Return all of the entries exactly, with nothing added or left out.

━━━━━━━━━━━━━━━━

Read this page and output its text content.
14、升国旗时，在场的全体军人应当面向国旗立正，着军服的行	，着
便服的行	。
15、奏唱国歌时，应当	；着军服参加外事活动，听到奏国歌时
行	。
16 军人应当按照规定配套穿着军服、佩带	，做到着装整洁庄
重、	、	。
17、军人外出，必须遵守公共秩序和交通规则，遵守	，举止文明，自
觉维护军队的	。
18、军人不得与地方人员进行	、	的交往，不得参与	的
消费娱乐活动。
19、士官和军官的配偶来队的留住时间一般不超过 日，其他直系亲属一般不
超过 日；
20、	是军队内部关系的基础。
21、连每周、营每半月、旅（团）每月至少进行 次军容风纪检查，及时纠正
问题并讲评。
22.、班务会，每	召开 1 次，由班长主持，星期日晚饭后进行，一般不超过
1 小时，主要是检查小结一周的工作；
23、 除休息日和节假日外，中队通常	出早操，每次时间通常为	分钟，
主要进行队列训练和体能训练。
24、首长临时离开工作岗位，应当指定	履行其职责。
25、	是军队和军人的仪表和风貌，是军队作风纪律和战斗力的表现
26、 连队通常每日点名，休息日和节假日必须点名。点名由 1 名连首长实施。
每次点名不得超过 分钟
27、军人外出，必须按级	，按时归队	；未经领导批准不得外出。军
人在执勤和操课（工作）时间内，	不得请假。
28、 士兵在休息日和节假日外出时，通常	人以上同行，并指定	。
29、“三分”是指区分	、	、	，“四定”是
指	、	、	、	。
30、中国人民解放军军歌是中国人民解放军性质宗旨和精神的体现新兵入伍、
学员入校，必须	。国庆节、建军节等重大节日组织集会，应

━━━━━━━━━━━━━━━━

The output:
Read this page and output its text content.
14、升国旗时，在场的全体军人应当面向国旗立正，着军服的行	，着
便服的行	。
15、奏唱国歌时，应当	；着军服参加外事活动，听到奏国歌时
行	。
16 军人应当按照规定配套穿着军服、佩带	，做到着装整洁庄
重、	、	。
17、军人外出，必须遵守公共秩序和交通规则，遵守	，举止文明，自
觉维护军队的	。
18、军人不得与地方人员进行	、	的交往，不得参与	的
消费娱乐活动。
19、士官和军官的配偶来队的留住时间一般不超过 日，其他直系亲属一般不
超过 日；
20、	是军队内部关系的基础。
21、连每周、营每半月、旅（团）每月至少进行 次军容风纪检查，及时纠正
问题并讲评。
22.、班务会，每	召开 1 次，由班长主持，星期日晚饭后进行，一般不超过
1 小时，主要是检查小结一周的工作；
23、 除休息日和节假日外，中队通常	出早操，每次时间通常为	分钟，
主要进行队列训练和体能训练。
24、首长临时离开工作岗位，应当指定	履行其职责。
25、	是军队和军人的仪表和风貌，是军队作风纪律和战斗力的表现
26、 连队通常每日点名，休息日和节假日必须点名。点名由 1 名连首长实施。
每次点名不得超过 分钟
27、军人外出，必须按级	，按时归队	；未经领导批准不得外出。军
人在执勤和操课（工作）时间内，	不得请假。
28、 士兵在休息日和节假日外出时，通常	人以上同行，并指定	。
29、“三分”是指区分	、	、	，“四定”是
指	、	、	、	。
30、中国人民解放军军歌是中国人民解放军性质宗旨和精神的体现新兵入伍、
学员入校，必须	。国庆节、建军节等重大节日组织集会，应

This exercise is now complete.